(Dataset rows about figures)
——————
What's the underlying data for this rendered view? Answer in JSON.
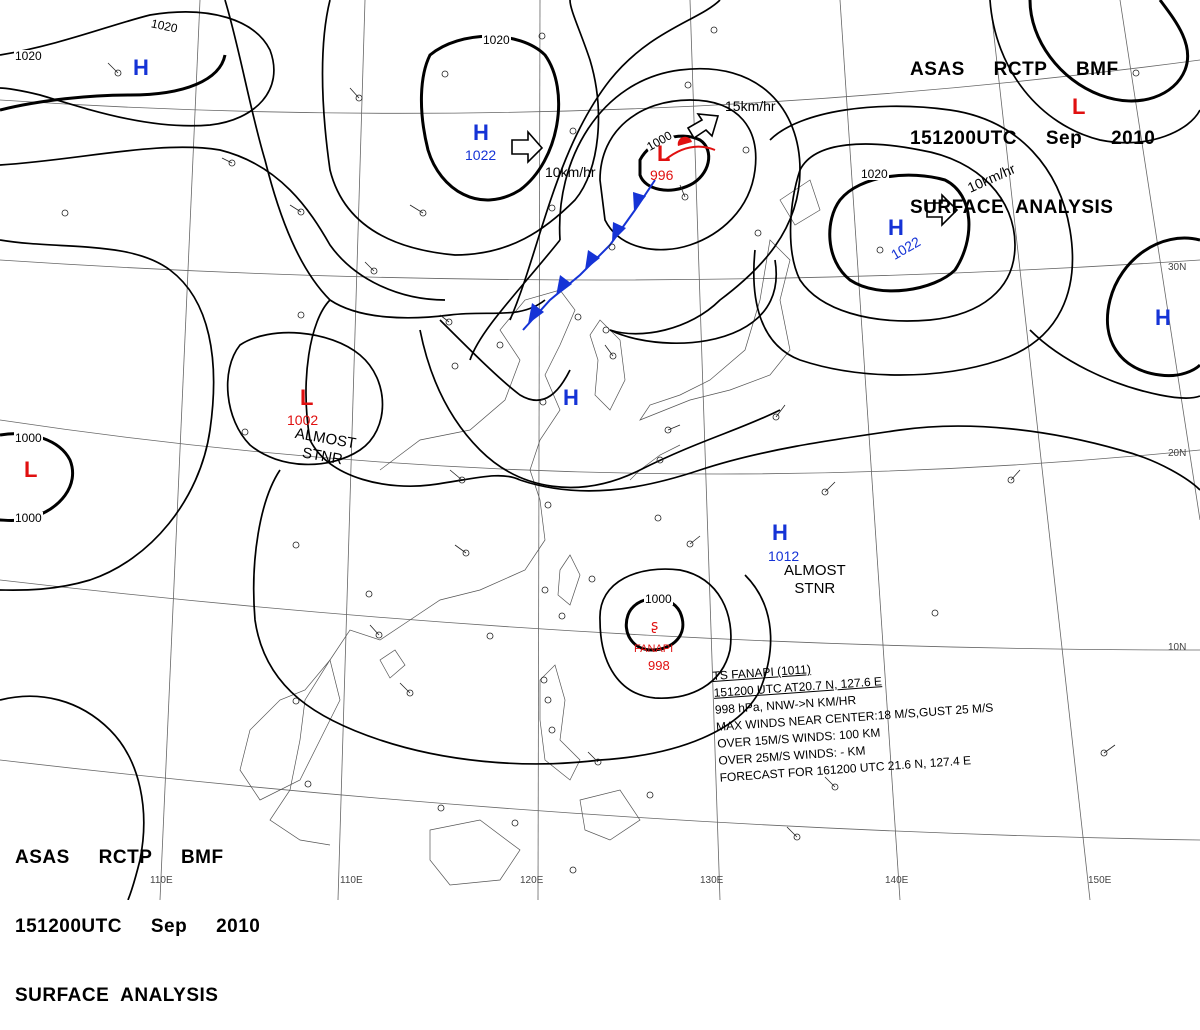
{
  "header": {
    "line1": "ASAS     RCTP     BMF",
    "line2": "151200UTC     Sep     2010",
    "line3": "SURFACE  ANALYSIS"
  },
  "isobar_labels": [
    "1020",
    "1020",
    "1020",
    "1000",
    "1000",
    "1020",
    "1000"
  ],
  "systems": [
    {
      "type": "H",
      "pressure": "1022"
    },
    {
      "type": "H",
      "pressure": "1022"
    },
    {
      "type": "L",
      "pressure": "996"
    },
    {
      "type": "L",
      "pressure": "1002"
    },
    {
      "type": "H",
      "pressure": "1012"
    },
    {
      "type": "L",
      "pressure": ""
    },
    {
      "type": "L",
      "pressure": ""
    },
    {
      "type": "H",
      "pressure": ""
    },
    {
      "type": "H",
      "pressure": ""
    },
    {
      "type": "H",
      "pressure": ""
    }
  ],
  "movements": [
    "10km/hr",
    "15km/hr",
    "10km/hr"
  ],
  "stationary_labels": [
    "ALMOST\nSTNR",
    "ALMOST\nSTNR"
  ],
  "typhoon": {
    "name": "FANAPI",
    "pressure": "998",
    "info": [
      "TS  FANAPI  (1011)",
      "151200 UTC  AT20.7 N, 127.6 E",
      "998 hPa, NNW->N  KM/HR",
      "MAX WINDS NEAR CENTER:18 M/S,GUST 25 M/S",
      "OVER 15M/S WINDS: 100 KM",
      "OVER 25M/S WINDS: - KM",
      "FORECAST FOR 161200 UTC 21.6 N, 127.4 E"
    ]
  },
  "grid_labels": {
    "longitudes": [
      "110E",
      "120E",
      "130E",
      "140E",
      "150E"
    ],
    "latitudes": [
      "30N",
      "20N",
      "10N"
    ]
  },
  "colors": {
    "high": "#1533d6",
    "low": "#e01010",
    "cold_front": "#1533d6",
    "warm_front": "#e01010"
  }
}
——————
Set problem — Print all the records again exactly; do not include any picture.

The solution —
What's the underlying data for this rendered view? Answer in JSON.
{
  "header": {
    "line1": "ASAS     RCTP     BMF",
    "line2": "151200UTC     Sep     2010",
    "line3": "SURFACE  ANALYSIS"
  },
  "isobar_labels": [
    "1020",
    "1020",
    "1020",
    "1000",
    "1000",
    "1020",
    "1000"
  ],
  "systems": [
    {
      "type": "H",
      "pressure": "1022"
    },
    {
      "type": "H",
      "pressure": "1022"
    },
    {
      "type": "L",
      "pressure": "996"
    },
    {
      "type": "L",
      "pressure": "1002"
    },
    {
      "type": "H",
      "pressure": "1012"
    },
    {
      "type": "L",
      "pressure": ""
    },
    {
      "type": "L",
      "pressure": ""
    },
    {
      "type": "H",
      "pressure": ""
    },
    {
      "type": "H",
      "pressure": ""
    },
    {
      "type": "H",
      "pressure": ""
    }
  ],
  "movements": [
    "10km/hr",
    "15km/hr",
    "10km/hr"
  ],
  "stationary_labels": [
    "ALMOST\nSTNR",
    "ALMOST\nSTNR"
  ],
  "typhoon": {
    "name": "FANAPI",
    "pressure": "998",
    "info": [
      "TS  FANAPI  (1011)",
      "151200 UTC  AT20.7 N, 127.6 E",
      "998 hPa, NNW->N  KM/HR",
      "MAX WINDS NEAR CENTER:18 M/S,GUST 25 M/S",
      "OVER 15M/S WINDS: 100 KM",
      "OVER 25M/S WINDS: - KM",
      "FORECAST FOR 161200 UTC 21.6 N, 127.4 E"
    ]
  },
  "grid_labels": {
    "longitudes": [
      "110E",
      "120E",
      "130E",
      "140E",
      "150E"
    ],
    "latitudes": [
      "30N",
      "20N",
      "10N"
    ]
  },
  "colors": {
    "high": "#1533d6",
    "low": "#e01010",
    "cold_front": "#1533d6",
    "warm_front": "#e01010"
  }
}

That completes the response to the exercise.